(Stored entries)

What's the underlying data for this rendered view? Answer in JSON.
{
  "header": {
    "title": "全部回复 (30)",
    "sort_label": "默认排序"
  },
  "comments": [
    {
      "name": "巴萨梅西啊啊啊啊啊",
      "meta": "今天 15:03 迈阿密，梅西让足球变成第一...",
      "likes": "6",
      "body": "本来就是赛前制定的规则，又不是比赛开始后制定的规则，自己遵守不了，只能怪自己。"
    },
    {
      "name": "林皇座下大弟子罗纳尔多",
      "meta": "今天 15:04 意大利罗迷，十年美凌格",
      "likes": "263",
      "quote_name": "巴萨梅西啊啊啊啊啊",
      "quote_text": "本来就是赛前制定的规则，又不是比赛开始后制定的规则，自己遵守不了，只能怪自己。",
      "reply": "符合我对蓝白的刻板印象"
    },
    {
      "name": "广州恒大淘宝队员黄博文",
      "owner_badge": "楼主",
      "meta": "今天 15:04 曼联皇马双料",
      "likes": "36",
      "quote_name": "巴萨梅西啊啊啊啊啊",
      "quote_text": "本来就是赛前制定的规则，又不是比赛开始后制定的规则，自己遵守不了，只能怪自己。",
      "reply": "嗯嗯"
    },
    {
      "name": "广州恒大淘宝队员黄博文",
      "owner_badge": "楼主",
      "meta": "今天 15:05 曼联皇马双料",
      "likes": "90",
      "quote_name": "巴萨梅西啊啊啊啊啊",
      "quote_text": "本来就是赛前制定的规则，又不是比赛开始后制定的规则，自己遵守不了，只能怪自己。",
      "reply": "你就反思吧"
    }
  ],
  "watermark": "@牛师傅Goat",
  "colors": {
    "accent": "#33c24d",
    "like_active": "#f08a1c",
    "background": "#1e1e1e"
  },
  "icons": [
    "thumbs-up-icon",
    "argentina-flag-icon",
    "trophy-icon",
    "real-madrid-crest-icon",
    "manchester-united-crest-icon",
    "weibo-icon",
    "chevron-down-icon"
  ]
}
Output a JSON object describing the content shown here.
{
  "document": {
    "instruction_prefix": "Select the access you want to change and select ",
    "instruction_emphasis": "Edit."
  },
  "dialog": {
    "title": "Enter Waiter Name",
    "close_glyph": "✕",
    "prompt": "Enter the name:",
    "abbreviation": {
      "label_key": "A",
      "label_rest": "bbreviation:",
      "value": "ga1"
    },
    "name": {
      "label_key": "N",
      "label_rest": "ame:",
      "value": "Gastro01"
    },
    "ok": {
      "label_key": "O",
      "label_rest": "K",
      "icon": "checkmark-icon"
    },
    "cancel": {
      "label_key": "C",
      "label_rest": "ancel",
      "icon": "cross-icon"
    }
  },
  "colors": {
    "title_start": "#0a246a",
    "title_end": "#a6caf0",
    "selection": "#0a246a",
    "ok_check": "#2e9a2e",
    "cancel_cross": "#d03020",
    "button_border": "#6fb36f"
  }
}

• **Aim**:
Every line from the one holding "Output a JSON" through the final line of the listing must be echoed exactly; leave out all other lines.

• **Worked solution**:
Output a JSON object describing the content shown here.
{
  "document": {
    "instruction_prefix": "Select the access you want to change and select ",
    "instruction_emphasis": "Edit."
  },
  "dialog": {
    "title": "Enter Waiter Name",
    "close_glyph": "✕",
    "prompt": "Enter the name:",
    "abbreviation": {
      "label_key": "A",
      "label_rest": "bbreviation:",
      "value": "ga1"
    },
    "name": {
      "label_key": "N",
      "label_rest": "ame:",
      "value": "Gastro01"
    },
    "ok": {
      "label_key": "O",
      "label_rest": "K",
      "icon": "checkmark-icon"
    },
    "cancel": {
      "label_key": "C",
      "label_rest": "ancel",
      "icon": "cross-icon"
    }
  },
  "colors": {
    "title_start": "#0a246a",
    "title_end": "#a6caf0",
    "selection": "#0a246a",
    "ok_check": "#2e9a2e",
    "cancel_cross": "#d03020",
    "button_border": "#6fb36f"
  }
}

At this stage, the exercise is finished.